Start

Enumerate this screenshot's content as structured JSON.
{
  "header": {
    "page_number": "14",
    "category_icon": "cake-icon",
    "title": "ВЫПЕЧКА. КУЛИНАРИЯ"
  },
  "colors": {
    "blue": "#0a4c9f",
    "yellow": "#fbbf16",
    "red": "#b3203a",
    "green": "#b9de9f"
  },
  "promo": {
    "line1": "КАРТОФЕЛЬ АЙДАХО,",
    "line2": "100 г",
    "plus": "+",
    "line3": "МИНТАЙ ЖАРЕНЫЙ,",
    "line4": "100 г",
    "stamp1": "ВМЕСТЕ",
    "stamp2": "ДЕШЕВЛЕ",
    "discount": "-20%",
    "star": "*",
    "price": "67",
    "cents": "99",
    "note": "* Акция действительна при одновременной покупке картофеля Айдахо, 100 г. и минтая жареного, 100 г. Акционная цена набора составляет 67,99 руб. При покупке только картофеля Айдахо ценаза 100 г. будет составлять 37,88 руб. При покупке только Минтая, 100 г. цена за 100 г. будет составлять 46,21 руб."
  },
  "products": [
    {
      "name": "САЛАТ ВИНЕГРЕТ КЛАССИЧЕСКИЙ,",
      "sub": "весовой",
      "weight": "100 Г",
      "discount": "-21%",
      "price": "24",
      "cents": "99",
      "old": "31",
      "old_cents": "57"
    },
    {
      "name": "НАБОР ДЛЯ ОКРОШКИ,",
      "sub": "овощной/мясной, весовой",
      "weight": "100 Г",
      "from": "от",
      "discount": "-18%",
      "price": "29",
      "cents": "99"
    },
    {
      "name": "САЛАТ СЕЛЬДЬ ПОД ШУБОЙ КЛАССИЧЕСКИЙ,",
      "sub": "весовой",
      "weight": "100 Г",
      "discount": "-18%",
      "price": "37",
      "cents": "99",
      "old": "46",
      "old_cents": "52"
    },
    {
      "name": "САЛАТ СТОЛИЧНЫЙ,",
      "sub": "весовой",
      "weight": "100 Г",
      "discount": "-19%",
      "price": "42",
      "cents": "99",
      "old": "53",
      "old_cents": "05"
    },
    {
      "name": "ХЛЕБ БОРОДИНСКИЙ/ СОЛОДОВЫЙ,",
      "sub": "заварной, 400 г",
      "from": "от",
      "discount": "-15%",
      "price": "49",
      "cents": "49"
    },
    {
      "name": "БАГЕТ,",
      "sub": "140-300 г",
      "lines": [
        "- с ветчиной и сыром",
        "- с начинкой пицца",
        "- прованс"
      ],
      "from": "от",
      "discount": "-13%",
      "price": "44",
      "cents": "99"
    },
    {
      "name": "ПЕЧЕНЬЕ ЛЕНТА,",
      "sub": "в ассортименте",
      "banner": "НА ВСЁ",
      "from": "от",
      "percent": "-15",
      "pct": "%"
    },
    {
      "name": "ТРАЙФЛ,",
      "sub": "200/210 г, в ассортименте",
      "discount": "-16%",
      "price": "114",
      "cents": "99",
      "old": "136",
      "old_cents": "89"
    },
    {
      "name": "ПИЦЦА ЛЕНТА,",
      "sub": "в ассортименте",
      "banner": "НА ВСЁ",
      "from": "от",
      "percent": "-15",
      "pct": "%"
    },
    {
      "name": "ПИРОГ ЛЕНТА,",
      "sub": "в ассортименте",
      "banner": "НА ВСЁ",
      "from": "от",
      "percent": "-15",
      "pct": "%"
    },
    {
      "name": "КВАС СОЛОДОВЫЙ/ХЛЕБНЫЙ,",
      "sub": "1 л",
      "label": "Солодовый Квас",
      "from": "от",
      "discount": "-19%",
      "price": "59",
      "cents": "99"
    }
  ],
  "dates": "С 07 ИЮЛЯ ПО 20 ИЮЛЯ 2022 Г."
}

End

▸ PROBLEM TO SOLVE
From the records above, extract every entry exactly as given.

▸ FINAL RESULT
Enumerate this screenshot's content as structured JSON.
{
  "header": {
    "page_number": "14",
    "category_icon": "cake-icon",
    "title": "ВЫПЕЧКА. КУЛИНАРИЯ"
  },
  "colors": {
    "blue": "#0a4c9f",
    "yellow": "#fbbf16",
    "red": "#b3203a",
    "green": "#b9de9f"
  },
  "promo": {
    "line1": "КАРТОФЕЛЬ АЙДАХО,",
    "line2": "100 г",
    "plus": "+",
    "line3": "МИНТАЙ ЖАРЕНЫЙ,",
    "line4": "100 г",
    "stamp1": "ВМЕСТЕ",
    "stamp2": "ДЕШЕВЛЕ",
    "discount": "-20%",
    "star": "*",
    "price": "67",
    "cents": "99",
    "note": "* Акция действительна при одновременной покупке картофеля Айдахо, 100 г. и минтая жареного, 100 г. Акционная цена набора составляет 67,99 руб. При покупке только картофеля Айдахо ценаза 100 г. будет составлять 37,88 руб. При покупке только Минтая, 100 г. цена за 100 г. будет составлять 46,21 руб."
  },
  "products": [
    {
      "name": "САЛАТ ВИНЕГРЕТ КЛАССИЧЕСКИЙ,",
      "sub": "весовой",
      "weight": "100 Г",
      "discount": "-21%",
      "price": "24",
      "cents": "99",
      "old": "31",
      "old_cents": "57"
    },
    {
      "name": "НАБОР ДЛЯ ОКРОШКИ,",
      "sub": "овощной/мясной, весовой",
      "weight": "100 Г",
      "from": "от",
      "discount": "-18%",
      "price": "29",
      "cents": "99"
    },
    {
      "name": "САЛАТ СЕЛЬДЬ ПОД ШУБОЙ КЛАССИЧЕСКИЙ,",
      "sub": "весовой",
      "weight": "100 Г",
      "discount": "-18%",
      "price": "37",
      "cents": "99",
      "old": "46",
      "old_cents": "52"
    },
    {
      "name": "САЛАТ СТОЛИЧНЫЙ,",
      "sub": "весовой",
      "weight": "100 Г",
      "discount": "-19%",
      "price": "42",
      "cents": "99",
      "old": "53",
      "old_cents": "05"
    },
    {
      "name": "ХЛЕБ БОРОДИНСКИЙ/ СОЛОДОВЫЙ,",
      "sub": "заварной, 400 г",
      "from": "от",
      "discount": "-15%",
      "price": "49",
      "cents": "49"
    },
    {
      "name": "БАГЕТ,",
      "sub": "140-300 г",
      "lines": [
        "- с ветчиной и сыром",
        "- с начинкой пицца",
        "- прованс"
      ],
      "from": "от",
      "discount": "-13%",
      "price": "44",
      "cents": "99"
    },
    {
      "name": "ПЕЧЕНЬЕ ЛЕНТА,",
      "sub": "в ассортименте",
      "banner": "НА ВСЁ",
      "from": "от",
      "percent": "-15",
      "pct": "%"
    },
    {
      "name": "ТРАЙФЛ,",
      "sub": "200/210 г, в ассортименте",
      "discount": "-16%",
      "price": "114",
      "cents": "99",
      "old": "136",
      "old_cents": "89"
    },
    {
      "name": "ПИЦЦА ЛЕНТА,",
      "sub": "в ассортименте",
      "banner": "НА ВСЁ",
      "from": "от",
      "percent": "-15",
      "pct": "%"
    },
    {
      "name": "ПИРОГ ЛЕНТА,",
      "sub": "в ассортименте",
      "banner": "НА ВСЁ",
      "from": "от",
      "percent": "-15",
      "pct": "%"
    },
    {
      "name": "КВАС СОЛОДОВЫЙ/ХЛЕБНЫЙ,",
      "sub": "1 л",
      "label": "Солодовый Квас",
      "from": "от",
      "discount": "-19%",
      "price": "59",
      "cents": "99"
    }
  ],
  "dates": "С 07 ИЮЛЯ ПО 20 ИЮЛЯ 2022 Г."
}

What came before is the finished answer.